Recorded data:
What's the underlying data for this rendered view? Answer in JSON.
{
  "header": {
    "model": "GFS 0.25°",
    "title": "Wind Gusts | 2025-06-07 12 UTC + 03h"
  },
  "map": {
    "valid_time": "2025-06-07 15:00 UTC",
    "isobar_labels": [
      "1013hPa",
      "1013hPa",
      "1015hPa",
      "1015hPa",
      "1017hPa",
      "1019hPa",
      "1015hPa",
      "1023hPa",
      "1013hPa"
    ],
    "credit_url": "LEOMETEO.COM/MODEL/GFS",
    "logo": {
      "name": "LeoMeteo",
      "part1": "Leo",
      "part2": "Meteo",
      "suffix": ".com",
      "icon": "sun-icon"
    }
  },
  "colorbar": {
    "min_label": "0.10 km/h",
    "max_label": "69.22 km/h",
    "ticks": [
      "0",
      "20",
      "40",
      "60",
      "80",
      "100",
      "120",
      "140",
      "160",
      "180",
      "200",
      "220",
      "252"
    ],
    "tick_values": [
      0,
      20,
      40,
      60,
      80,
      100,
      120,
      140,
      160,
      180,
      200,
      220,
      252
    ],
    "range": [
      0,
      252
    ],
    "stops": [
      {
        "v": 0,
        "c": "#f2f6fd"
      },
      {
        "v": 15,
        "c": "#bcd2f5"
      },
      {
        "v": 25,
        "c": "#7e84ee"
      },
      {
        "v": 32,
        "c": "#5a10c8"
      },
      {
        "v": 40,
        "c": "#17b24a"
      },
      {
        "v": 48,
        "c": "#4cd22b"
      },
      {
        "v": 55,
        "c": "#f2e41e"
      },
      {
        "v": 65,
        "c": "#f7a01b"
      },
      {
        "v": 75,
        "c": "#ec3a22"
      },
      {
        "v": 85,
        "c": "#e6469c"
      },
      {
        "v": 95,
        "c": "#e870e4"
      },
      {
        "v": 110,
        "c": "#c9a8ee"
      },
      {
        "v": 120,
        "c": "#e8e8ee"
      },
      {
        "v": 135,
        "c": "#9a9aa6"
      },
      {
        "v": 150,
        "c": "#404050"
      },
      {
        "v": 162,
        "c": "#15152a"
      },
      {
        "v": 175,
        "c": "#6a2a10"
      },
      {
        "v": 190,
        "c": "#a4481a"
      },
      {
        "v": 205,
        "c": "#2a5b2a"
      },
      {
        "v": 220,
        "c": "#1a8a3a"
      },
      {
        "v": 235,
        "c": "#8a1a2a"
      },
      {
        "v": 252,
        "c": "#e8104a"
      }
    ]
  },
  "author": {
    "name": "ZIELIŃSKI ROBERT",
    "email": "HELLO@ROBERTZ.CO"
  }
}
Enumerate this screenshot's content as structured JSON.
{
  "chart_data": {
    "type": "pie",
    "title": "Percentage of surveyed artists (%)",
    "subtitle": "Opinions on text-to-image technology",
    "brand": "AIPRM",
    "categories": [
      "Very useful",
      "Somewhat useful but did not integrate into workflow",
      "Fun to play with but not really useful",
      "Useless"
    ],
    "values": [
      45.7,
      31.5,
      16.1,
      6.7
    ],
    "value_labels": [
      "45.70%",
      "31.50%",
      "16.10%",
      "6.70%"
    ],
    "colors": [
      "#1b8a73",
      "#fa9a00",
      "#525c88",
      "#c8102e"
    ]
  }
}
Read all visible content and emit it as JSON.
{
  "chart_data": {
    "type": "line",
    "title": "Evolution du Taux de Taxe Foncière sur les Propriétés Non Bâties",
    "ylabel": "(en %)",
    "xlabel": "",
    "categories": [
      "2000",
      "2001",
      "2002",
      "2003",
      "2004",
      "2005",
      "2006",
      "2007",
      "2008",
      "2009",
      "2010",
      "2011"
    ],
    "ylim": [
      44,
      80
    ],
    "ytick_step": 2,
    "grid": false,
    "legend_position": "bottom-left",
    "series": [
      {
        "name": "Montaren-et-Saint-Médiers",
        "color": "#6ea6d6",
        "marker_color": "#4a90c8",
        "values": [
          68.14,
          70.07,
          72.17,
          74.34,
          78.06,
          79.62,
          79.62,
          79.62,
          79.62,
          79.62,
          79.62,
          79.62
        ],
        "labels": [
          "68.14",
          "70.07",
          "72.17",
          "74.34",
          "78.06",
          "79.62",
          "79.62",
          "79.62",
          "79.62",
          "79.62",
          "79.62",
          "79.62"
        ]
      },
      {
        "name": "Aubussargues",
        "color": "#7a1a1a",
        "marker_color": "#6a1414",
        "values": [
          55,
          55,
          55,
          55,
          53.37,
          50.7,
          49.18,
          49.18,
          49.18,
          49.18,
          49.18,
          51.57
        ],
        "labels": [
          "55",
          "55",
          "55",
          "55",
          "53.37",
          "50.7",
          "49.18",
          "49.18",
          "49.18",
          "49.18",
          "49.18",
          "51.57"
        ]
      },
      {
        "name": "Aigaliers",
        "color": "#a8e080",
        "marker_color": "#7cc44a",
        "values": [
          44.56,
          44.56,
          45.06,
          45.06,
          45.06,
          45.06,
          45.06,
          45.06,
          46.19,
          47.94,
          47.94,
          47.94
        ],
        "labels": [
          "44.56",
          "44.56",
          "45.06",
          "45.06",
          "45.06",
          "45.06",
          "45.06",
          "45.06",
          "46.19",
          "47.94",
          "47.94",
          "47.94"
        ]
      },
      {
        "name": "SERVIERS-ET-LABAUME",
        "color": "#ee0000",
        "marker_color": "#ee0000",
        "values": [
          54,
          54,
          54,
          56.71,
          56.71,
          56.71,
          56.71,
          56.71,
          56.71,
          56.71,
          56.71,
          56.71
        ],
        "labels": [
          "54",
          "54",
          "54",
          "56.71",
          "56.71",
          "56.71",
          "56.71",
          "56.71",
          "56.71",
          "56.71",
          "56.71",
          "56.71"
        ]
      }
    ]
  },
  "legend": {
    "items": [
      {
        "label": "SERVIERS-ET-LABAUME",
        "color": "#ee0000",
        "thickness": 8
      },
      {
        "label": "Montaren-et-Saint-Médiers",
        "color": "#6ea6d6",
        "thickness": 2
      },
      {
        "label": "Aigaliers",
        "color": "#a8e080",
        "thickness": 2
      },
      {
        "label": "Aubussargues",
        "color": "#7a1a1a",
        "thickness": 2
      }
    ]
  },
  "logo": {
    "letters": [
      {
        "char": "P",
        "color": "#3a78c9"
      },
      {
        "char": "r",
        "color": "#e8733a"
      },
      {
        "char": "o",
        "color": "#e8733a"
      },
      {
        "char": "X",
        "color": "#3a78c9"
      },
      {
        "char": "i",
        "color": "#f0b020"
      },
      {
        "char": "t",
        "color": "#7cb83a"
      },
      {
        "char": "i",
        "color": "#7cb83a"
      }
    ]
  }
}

* Task brief
Reproduce the listing shown above in its entirety, exactly.

* Completed exercise
What's the underlying data for this rendered view? Answer in JSON.
{
  "header": {
    "model": "GFS 0.25°",
    "title": "Wind Gusts | 2025-06-07 12 UTC + 03h"
  },
  "map": {
    "valid_time": "2025-06-07 15:00 UTC",
    "isobar_labels": [
      "1013hPa",
      "1013hPa",
      "1015hPa",
      "1015hPa",
      "1017hPa",
      "1019hPa",
      "1015hPa",
      "1023hPa",
      "1013hPa"
    ],
    "credit_url": "LEOMETEO.COM/MODEL/GFS",
    "logo": {
      "name": "LeoMeteo",
      "part1": "Leo",
      "part2": "Meteo",
      "suffix": ".com",
      "icon": "sun-icon"
    }
  },
  "colorbar": {
    "min_label": "0.10 km/h",
    "max_label": "69.22 km/h",
    "ticks": [
      "0",
      "20",
      "40",
      "60",
      "80",
      "100",
      "120",
      "140",
      "160",
      "180",
      "200",
      "220",
      "252"
    ],
    "tick_values": [
      0,
      20,
      40,
      60,
      80,
      100,
      120,
      140,
      160,
      180,
      200,
      220,
      252
    ],
    "range": [
      0,
      252
    ],
    "stops": [
      {
        "v": 0,
        "c": "#f2f6fd"
      },
      {
        "v": 15,
        "c": "#bcd2f5"
      },
      {
        "v": 25,
        "c": "#7e84ee"
      },
      {
        "v": 32,
        "c": "#5a10c8"
      },
      {
        "v": 40,
        "c": "#17b24a"
      },
      {
        "v": 48,
        "c": "#4cd22b"
      },
      {
        "v": 55,
        "c": "#f2e41e"
      },
      {
        "v": 65,
        "c": "#f7a01b"
      },
      {
        "v": 75,
        "c": "#ec3a22"
      },
      {
        "v": 85,
        "c": "#e6469c"
      },
      {
        "v": 95,
        "c": "#e870e4"
      },
      {
        "v": 110,
        "c": "#c9a8ee"
      },
      {
        "v": 120,
        "c": "#e8e8ee"
      },
      {
        "v": 135,
        "c": "#9a9aa6"
      },
      {
        "v": 150,
        "c": "#404050"
      },
      {
        "v": 162,
        "c": "#15152a"
      },
      {
        "v": 175,
        "c": "#6a2a10"
      },
      {
        "v": 190,
        "c": "#a4481a"
      },
      {
        "v": 205,
        "c": "#2a5b2a"
      },
      {
        "v": 220,
        "c": "#1a8a3a"
      },
      {
        "v": 235,
        "c": "#8a1a2a"
      },
      {
        "v": 252,
        "c": "#e8104a"
      }
    ]
  },
  "author": {
    "name": "ZIELIŃSKI ROBERT",
    "email": "HELLO@ROBERTZ.CO"
  }
}
Enumerate this screenshot's content as structured JSON.
{
  "chart_data": {
    "type": "pie",
    "title": "Percentage of surveyed artists (%)",
    "subtitle": "Opinions on text-to-image technology",
    "brand": "AIPRM",
    "categories": [
      "Very useful",
      "Somewhat useful but did not integrate into workflow",
      "Fun to play with but not really useful",
      "Useless"
    ],
    "values": [
      45.7,
      31.5,
      16.1,
      6.7
    ],
    "value_labels": [
      "45.70%",
      "31.50%",
      "16.10%",
      "6.70%"
    ],
    "colors": [
      "#1b8a73",
      "#fa9a00",
      "#525c88",
      "#c8102e"
    ]
  }
}
Read all visible content and emit it as JSON.
{
  "chart_data": {
    "type": "line",
    "title": "Evolution du Taux de Taxe Foncière sur les Propriétés Non Bâties",
    "ylabel": "(en %)",
    "xlabel": "",
    "categories": [
      "2000",
      "2001",
      "2002",
      "2003",
      "2004",
      "2005",
      "2006",
      "2007",
      "2008",
      "2009",
      "2010",
      "2011"
    ],
    "ylim": [
      44,
      80
    ],
    "ytick_step": 2,
    "grid": false,
    "legend_position": "bottom-left",
    "series": [
      {
        "name": "Montaren-et-Saint-Médiers",
        "color": "#6ea6d6",
        "marker_color": "#4a90c8",
        "values": [
          68.14,
          70.07,
          72.17,
          74.34,
          78.06,
          79.62,
          79.62,
          79.62,
          79.62,
          79.62,
          79.62,
          79.62
        ],
        "labels": [
          "68.14",
          "70.07",
          "72.17",
          "74.34",
          "78.06",
          "79.62",
          "79.62",
          "79.62",
          "79.62",
          "79.62",
          "79.62",
          "79.62"
        ]
      },
      {
        "name": "Aubussargues",
        "color": "#7a1a1a",
        "marker_color": "#6a1414",
        "values": [
          55,
          55,
          55,
          55,
          53.37,
          50.7,
          49.18,
          49.18,
          49.18,
          49.18,
          49.18,
          51.57
        ],
        "labels": [
          "55",
          "55",
          "55",
          "55",
          "53.37",
          "50.7",
          "49.18",
          "49.18",
          "49.18",
          "49.18",
          "49.18",
          "51.57"
        ]
      },
      {
        "name": "Aigaliers",
        "color": "#a8e080",
        "marker_color": "#7cc44a",
        "values": [
          44.56,
          44.56,
          45.06,
          45.06,
          45.06,
          45.06,
          45.06,
          45.06,
          46.19,
          47.94,
          47.94,
          47.94
        ],
        "labels": [
          "44.56",
          "44.56",
          "45.06",
          "45.06",
          "45.06",
          "45.06",
          "45.06",
          "45.06",
          "46.19",
          "47.94",
          "47.94",
          "47.94"
        ]
      },
      {
        "name": "SERVIERS-ET-LABAUME",
        "color": "#ee0000",
        "marker_color": "#ee0000",
        "values": [
          54,
          54,
          54,
          56.71,
          56.71,
          56.71,
          56.71,
          56.71,
          56.71,
          56.71,
          56.71,
          56.71
        ],
        "labels": [
          "54",
          "54",
          "54",
          "56.71",
          "56.71",
          "56.71",
          "56.71",
          "56.71",
          "56.71",
          "56.71",
          "56.71",
          "56.71"
        ]
      }
    ]
  },
  "legend": {
    "items": [
      {
        "label": "SERVIERS-ET-LABAUME",
        "color": "#ee0000",
        "thickness": 8
      },
      {
        "label": "Montaren-et-Saint-Médiers",
        "color": "#6ea6d6",
        "thickness": 2
      },
      {
        "label": "Aigaliers",
        "color": "#a8e080",
        "thickness": 2
      },
      {
        "label": "Aubussargues",
        "color": "#7a1a1a",
        "thickness": 2
      }
    ]
  },
  "logo": {
    "letters": [
      {
        "char": "P",
        "color": "#3a78c9"
      },
      {
        "char": "r",
        "color": "#e8733a"
      },
      {
        "char": "o",
        "color": "#e8733a"
      },
      {
        "char": "X",
        "color": "#3a78c9"
      },
      {
        "char": "i",
        "color": "#f0b020"
      },
      {
        "char": "t",
        "color": "#7cb83a"
      },
      {
        "char": "i",
        "color": "#7cb83a"
      }
    ]
  }
}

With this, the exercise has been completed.